Task statement -
Here are some entries; quote each one exactly.

Data excerpts -
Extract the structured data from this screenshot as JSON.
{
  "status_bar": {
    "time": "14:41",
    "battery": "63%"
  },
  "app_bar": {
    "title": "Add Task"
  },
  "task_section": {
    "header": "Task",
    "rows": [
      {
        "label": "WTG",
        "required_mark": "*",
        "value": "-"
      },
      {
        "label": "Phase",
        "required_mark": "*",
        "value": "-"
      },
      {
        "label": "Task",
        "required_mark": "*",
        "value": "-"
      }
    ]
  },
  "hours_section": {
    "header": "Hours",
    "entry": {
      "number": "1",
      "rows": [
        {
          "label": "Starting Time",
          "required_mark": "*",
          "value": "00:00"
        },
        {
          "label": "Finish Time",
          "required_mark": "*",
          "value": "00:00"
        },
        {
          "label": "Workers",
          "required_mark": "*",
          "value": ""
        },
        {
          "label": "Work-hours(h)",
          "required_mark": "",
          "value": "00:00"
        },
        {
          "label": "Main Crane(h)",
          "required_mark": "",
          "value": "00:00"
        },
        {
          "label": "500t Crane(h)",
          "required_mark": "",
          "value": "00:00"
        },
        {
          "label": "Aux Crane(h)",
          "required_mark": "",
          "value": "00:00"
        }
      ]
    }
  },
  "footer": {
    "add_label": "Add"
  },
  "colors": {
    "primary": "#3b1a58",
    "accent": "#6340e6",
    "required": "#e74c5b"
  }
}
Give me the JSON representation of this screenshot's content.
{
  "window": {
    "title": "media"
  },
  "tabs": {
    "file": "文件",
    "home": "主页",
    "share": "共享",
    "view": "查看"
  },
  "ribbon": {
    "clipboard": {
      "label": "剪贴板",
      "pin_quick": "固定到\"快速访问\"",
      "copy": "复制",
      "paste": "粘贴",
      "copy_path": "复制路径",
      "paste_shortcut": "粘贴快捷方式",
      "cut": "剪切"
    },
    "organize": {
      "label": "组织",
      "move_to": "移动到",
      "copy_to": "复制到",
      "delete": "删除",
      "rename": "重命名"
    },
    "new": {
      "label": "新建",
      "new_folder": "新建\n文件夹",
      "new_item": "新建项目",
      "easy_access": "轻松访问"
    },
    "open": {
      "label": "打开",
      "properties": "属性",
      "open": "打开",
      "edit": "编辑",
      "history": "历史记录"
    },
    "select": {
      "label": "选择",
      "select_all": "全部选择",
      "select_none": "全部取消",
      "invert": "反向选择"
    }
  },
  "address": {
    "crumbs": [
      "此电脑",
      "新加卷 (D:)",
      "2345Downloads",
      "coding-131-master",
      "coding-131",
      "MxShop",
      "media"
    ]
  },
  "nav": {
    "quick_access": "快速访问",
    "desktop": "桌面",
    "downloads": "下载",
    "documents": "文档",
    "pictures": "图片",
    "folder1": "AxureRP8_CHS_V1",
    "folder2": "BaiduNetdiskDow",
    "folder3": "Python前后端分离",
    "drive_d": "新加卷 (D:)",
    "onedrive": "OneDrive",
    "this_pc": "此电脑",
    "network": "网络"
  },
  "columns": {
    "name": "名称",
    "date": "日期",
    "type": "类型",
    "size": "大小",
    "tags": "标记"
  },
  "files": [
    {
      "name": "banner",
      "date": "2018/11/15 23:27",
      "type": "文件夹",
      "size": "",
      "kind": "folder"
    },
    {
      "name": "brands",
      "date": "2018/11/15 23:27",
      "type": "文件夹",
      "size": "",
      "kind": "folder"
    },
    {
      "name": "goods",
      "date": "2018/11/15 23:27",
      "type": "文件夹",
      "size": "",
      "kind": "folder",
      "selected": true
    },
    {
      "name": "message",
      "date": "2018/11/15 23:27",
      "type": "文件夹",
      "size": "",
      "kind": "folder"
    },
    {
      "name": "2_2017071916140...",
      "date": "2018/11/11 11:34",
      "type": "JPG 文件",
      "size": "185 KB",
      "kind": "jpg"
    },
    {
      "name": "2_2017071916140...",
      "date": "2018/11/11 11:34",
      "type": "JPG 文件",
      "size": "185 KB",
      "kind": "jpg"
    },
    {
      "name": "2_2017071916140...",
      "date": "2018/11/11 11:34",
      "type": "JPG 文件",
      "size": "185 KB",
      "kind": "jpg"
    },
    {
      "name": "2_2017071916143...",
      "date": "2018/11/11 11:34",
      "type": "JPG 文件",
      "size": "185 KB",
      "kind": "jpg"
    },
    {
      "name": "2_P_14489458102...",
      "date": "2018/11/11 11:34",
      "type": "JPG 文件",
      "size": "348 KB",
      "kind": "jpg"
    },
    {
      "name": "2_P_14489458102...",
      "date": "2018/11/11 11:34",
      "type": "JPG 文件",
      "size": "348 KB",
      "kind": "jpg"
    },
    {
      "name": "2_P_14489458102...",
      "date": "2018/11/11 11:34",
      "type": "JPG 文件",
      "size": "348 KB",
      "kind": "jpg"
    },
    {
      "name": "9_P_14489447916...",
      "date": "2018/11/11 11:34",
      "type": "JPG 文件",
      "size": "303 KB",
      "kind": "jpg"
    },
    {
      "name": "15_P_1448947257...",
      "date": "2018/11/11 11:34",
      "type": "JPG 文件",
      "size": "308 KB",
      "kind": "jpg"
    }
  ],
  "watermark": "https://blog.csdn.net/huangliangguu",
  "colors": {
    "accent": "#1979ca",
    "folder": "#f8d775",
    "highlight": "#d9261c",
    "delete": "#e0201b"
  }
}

Response -
Extract the structured data from this screenshot as JSON.
{
  "status_bar": {
    "time": "14:41",
    "battery": "63%"
  },
  "app_bar": {
    "title": "Add Task"
  },
  "task_section": {
    "header": "Task",
    "rows": [
      {
        "label": "WTG",
        "required_mark": "*",
        "value": "-"
      },
      {
        "label": "Phase",
        "required_mark": "*",
        "value": "-"
      },
      {
        "label": "Task",
        "required_mark": "*",
        "value": "-"
      }
    ]
  },
  "hours_section": {
    "header": "Hours",
    "entry": {
      "number": "1",
      "rows": [
        {
          "label": "Starting Time",
          "required_mark": "*",
          "value": "00:00"
        },
        {
          "label": "Finish Time",
          "required_mark": "*",
          "value": "00:00"
        },
        {
          "label": "Workers",
          "required_mark": "*",
          "value": ""
        },
        {
          "label": "Work-hours(h)",
          "required_mark": "",
          "value": "00:00"
        },
        {
          "label": "Main Crane(h)",
          "required_mark": "",
          "value": "00:00"
        },
        {
          "label": "500t Crane(h)",
          "required_mark": "",
          "value": "00:00"
        },
        {
          "label": "Aux Crane(h)",
          "required_mark": "",
          "value": "00:00"
        }
      ]
    }
  },
  "footer": {
    "add_label": "Add"
  },
  "colors": {
    "primary": "#3b1a58",
    "accent": "#6340e6",
    "required": "#e74c5b"
  }
}
Give me the JSON representation of this screenshot's content.
{
  "window": {
    "title": "media"
  },
  "tabs": {
    "file": "文件",
    "home": "主页",
    "share": "共享",
    "view": "查看"
  },
  "ribbon": {
    "clipboard": {
      "label": "剪贴板",
      "pin_quick": "固定到\"快速访问\"",
      "copy": "复制",
      "paste": "粘贴",
      "copy_path": "复制路径",
      "paste_shortcut": "粘贴快捷方式",
      "cut": "剪切"
    },
    "organize": {
      "label": "组织",
      "move_to": "移动到",
      "copy_to": "复制到",
      "delete": "删除",
      "rename": "重命名"
    },
    "new": {
      "label": "新建",
      "new_folder": "新建\n文件夹",
      "new_item": "新建项目",
      "easy_access": "轻松访问"
    },
    "open": {
      "label": "打开",
      "properties": "属性",
      "open": "打开",
      "edit": "编辑",
      "history": "历史记录"
    },
    "select": {
      "label": "选择",
      "select_all": "全部选择",
      "select_none": "全部取消",
      "invert": "反向选择"
    }
  },
  "address": {
    "crumbs": [
      "此电脑",
      "新加卷 (D:)",
      "2345Downloads",
      "coding-131-master",
      "coding-131",
      "MxShop",
      "media"
    ]
  },
  "nav": {
    "quick_access": "快速访问",
    "desktop": "桌面",
    "downloads": "下载",
    "documents": "文档",
    "pictures": "图片",
    "folder1": "AxureRP8_CHS_V1",
    "folder2": "BaiduNetdiskDow",
    "folder3": "Python前后端分离",
    "drive_d": "新加卷 (D:)",
    "onedrive": "OneDrive",
    "this_pc": "此电脑",
    "network": "网络"
  },
  "columns": {
    "name": "名称",
    "date": "日期",
    "type": "类型",
    "size": "大小",
    "tags": "标记"
  },
  "files": [
    {
      "name": "banner",
      "date": "2018/11/15 23:27",
      "type": "文件夹",
      "size": "",
      "kind": "folder"
    },
    {
      "name": "brands",
      "date": "2018/11/15 23:27",
      "type": "文件夹",
      "size": "",
      "kind": "folder"
    },
    {
      "name": "goods",
      "date": "2018/11/15 23:27",
      "type": "文件夹",
      "size": "",
      "kind": "folder",
      "selected": true
    },
    {
      "name": "message",
      "date": "2018/11/15 23:27",
      "type": "文件夹",
      "size": "",
      "kind": "folder"
    },
    {
      "name": "2_2017071916140...",
      "date": "2018/11/11 11:34",
      "type": "JPG 文件",
      "size": "185 KB",
      "kind": "jpg"
    },
    {
      "name": "2_2017071916140...",
      "date": "2018/11/11 11:34",
      "type": "JPG 文件",
      "size": "185 KB",
      "kind": "jpg"
    },
    {
      "name": "2_2017071916140...",
      "date": "2018/11/11 11:34",
      "type": "JPG 文件",
      "size": "185 KB",
      "kind": "jpg"
    },
    {
      "name": "2_2017071916143...",
      "date": "2018/11/11 11:34",
      "type": "JPG 文件",
      "size": "185 KB",
      "kind": "jpg"
    },
    {
      "name": "2_P_14489458102...",
      "date": "2018/11/11 11:34",
      "type": "JPG 文件",
      "size": "348 KB",
      "kind": "jpg"
    },
    {
      "name": "2_P_14489458102...",
      "date": "2018/11/11 11:34",
      "type": "JPG 文件",
      "size": "348 KB",
      "kind": "jpg"
    },
    {
      "name": "2_P_14489458102...",
      "date": "2018/11/11 11:34",
      "type": "JPG 文件",
      "size": "348 KB",
      "kind": "jpg"
    },
    {
      "name": "9_P_14489447916...",
      "date": "2018/11/11 11:34",
      "type": "JPG 文件",
      "size": "303 KB",
      "kind": "jpg"
    },
    {
      "name": "15_P_1448947257...",
      "date": "2018/11/11 11:34",
      "type": "JPG 文件",
      "size": "308 KB",
      "kind": "jpg"
    }
  ],
  "watermark": "https://blog.csdn.net/huangliangguu",
  "colors": {
    "accent": "#1979ca",
    "folder": "#f8d775",
    "highlight": "#d9261c",
    "delete": "#e0201b"
  }
}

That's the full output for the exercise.